• WHAT TO PRODUCE:
Copy the material from the line with "spec-columns: Applicable Standards" to the line with "design-item: OUTSIDE SCREW", replacing "Design Description" with "Design Features" and leaving everything else unchanged.
>>
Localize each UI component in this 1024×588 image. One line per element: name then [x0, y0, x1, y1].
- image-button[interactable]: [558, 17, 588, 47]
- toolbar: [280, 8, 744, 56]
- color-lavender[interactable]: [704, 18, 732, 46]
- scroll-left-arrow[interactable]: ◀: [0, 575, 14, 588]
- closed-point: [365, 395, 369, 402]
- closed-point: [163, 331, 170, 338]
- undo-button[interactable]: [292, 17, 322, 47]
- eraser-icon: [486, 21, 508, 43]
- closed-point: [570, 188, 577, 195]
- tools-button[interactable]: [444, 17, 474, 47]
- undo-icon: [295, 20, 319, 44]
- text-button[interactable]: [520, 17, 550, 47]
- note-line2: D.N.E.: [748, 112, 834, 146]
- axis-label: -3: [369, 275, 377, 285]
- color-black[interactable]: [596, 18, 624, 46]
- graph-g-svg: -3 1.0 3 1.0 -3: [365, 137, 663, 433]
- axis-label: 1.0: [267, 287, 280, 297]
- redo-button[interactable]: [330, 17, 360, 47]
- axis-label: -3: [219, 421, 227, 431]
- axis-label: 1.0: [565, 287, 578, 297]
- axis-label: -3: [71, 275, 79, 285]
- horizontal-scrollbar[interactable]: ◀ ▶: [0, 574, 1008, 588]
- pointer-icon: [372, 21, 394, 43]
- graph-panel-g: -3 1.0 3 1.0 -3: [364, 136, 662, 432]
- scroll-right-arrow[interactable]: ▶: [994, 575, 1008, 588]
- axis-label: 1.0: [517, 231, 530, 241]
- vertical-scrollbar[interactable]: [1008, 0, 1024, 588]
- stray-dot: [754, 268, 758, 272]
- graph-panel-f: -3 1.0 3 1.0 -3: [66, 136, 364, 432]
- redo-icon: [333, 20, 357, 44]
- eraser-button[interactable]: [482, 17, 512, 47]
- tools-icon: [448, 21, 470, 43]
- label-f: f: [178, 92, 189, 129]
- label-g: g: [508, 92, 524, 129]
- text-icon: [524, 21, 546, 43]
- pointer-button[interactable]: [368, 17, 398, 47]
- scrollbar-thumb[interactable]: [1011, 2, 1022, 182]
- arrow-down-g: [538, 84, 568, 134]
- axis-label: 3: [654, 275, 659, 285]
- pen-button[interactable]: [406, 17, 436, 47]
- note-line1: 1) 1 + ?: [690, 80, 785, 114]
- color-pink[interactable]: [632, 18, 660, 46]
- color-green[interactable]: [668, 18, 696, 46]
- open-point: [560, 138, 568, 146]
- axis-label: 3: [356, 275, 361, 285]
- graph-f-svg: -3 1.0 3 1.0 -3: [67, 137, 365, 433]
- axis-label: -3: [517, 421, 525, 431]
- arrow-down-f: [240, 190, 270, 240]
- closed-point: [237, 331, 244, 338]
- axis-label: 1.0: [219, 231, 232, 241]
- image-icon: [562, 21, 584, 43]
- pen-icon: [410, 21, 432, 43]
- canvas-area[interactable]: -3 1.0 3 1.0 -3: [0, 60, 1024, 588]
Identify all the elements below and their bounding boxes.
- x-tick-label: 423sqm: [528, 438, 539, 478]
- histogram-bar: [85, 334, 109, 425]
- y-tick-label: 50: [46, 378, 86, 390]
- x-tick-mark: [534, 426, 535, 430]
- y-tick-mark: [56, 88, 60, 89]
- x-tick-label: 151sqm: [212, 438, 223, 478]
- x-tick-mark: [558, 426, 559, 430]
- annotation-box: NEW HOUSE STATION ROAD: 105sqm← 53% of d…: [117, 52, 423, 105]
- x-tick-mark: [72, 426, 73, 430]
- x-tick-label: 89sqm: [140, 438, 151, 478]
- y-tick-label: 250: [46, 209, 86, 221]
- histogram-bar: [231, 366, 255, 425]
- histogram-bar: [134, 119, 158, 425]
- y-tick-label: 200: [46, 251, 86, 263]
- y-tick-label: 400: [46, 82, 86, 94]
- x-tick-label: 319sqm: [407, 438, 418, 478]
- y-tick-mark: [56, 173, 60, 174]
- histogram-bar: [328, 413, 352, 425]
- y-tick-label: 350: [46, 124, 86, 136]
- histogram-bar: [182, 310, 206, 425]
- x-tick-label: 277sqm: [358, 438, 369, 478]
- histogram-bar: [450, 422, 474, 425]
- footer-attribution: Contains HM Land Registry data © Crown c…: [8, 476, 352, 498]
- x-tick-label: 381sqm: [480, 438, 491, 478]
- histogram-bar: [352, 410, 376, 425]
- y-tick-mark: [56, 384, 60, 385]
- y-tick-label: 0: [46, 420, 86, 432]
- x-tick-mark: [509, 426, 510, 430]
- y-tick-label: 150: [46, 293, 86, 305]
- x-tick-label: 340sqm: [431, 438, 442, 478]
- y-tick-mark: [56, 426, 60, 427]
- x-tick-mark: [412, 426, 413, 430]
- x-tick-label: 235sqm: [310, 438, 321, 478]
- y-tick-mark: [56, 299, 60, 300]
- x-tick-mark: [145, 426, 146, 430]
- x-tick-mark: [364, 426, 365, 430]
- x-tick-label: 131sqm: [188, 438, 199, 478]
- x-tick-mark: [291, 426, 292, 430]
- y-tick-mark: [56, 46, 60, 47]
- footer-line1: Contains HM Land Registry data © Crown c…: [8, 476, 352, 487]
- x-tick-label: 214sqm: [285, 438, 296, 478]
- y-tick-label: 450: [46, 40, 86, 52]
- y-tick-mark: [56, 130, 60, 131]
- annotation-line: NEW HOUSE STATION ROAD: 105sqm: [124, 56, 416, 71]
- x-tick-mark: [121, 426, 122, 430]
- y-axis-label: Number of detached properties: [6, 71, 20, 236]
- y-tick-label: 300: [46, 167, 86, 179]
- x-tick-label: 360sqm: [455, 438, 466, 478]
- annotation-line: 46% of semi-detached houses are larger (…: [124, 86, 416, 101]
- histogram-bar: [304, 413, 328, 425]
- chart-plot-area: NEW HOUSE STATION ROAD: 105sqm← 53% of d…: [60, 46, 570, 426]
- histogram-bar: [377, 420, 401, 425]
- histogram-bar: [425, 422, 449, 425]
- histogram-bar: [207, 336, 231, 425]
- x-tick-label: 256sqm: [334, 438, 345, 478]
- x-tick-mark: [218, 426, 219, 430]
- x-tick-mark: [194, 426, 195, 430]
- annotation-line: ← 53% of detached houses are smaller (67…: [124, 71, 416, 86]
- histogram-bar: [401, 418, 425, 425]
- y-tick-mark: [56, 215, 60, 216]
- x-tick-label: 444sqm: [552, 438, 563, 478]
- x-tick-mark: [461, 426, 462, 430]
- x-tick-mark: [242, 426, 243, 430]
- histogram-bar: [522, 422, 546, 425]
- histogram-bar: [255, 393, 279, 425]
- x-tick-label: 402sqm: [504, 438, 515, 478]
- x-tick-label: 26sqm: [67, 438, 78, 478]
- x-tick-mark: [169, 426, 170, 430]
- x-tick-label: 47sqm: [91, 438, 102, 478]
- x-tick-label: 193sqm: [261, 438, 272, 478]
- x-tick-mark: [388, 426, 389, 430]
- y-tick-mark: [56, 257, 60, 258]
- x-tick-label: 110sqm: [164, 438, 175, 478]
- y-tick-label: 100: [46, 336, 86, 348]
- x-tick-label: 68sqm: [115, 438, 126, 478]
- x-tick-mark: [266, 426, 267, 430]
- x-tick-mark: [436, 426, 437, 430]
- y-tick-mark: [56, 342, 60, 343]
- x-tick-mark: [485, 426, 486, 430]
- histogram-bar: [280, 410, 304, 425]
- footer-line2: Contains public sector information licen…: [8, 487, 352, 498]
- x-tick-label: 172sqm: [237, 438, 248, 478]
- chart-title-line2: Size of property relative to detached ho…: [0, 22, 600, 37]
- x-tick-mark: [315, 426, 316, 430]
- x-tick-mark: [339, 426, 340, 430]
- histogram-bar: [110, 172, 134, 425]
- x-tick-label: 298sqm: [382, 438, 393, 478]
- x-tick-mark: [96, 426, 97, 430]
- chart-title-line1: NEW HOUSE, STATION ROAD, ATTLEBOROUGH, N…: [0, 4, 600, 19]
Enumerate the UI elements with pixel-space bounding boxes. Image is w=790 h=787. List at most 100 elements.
<<
>>
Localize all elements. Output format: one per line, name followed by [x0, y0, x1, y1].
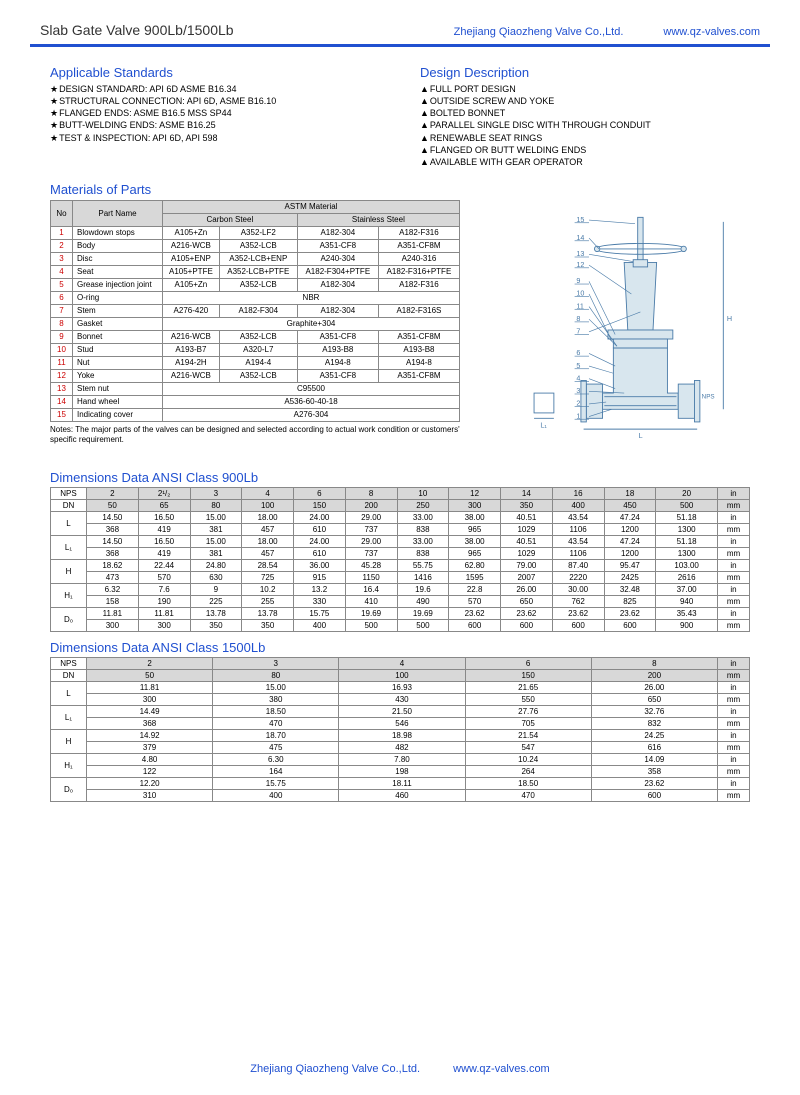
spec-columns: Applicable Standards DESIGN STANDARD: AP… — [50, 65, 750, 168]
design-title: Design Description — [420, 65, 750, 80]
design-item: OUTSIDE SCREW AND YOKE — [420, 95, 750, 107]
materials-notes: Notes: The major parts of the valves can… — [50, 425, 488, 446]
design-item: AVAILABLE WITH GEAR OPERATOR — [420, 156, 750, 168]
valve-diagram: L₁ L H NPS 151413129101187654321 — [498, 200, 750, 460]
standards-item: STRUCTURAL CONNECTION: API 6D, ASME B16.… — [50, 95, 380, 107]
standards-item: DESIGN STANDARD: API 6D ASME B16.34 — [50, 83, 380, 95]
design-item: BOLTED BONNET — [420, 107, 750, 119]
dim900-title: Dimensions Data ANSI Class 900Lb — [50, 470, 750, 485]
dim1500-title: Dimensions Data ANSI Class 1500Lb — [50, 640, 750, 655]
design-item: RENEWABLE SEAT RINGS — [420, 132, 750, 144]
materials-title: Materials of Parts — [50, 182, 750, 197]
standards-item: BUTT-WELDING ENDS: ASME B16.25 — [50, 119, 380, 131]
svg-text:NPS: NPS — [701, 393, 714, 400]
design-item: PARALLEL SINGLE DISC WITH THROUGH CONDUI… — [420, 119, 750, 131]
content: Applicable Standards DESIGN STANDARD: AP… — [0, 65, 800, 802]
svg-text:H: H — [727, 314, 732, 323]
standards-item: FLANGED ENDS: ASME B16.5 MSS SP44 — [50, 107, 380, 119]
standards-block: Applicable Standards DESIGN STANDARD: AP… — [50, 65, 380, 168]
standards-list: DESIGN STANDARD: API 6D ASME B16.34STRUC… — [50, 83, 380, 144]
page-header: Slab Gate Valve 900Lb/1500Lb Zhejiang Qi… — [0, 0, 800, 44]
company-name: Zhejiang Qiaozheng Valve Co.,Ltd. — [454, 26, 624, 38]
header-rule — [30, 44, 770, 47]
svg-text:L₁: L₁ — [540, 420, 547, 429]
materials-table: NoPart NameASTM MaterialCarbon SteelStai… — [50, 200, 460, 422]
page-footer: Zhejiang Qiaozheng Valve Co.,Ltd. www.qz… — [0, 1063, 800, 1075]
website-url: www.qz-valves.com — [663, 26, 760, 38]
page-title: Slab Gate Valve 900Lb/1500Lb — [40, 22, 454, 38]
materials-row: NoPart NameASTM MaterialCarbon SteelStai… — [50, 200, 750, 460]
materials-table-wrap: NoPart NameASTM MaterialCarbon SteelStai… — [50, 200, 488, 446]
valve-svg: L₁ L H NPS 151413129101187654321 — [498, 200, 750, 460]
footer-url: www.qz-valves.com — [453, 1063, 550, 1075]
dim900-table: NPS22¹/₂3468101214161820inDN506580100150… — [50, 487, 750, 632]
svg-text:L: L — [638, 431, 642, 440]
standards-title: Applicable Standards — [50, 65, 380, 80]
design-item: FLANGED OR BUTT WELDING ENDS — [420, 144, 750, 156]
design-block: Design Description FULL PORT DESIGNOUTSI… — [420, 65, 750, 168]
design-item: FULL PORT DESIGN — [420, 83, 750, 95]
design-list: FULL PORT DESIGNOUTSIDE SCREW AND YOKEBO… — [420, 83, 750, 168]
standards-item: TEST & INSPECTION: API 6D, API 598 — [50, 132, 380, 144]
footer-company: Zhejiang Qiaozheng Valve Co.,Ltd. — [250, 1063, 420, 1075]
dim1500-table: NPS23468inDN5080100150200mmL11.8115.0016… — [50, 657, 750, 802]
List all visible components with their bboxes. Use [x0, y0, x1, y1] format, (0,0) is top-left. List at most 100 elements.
<<
• SOLVED PROBLEM:
spec-columns: Applicable Standards DESIGN STANDARD: AP… — [50, 65, 750, 168]
design-title: Design Features — [420, 65, 750, 80]
design-item: OUTSIDE SCREW AND YOKE — [420, 95, 750, 107]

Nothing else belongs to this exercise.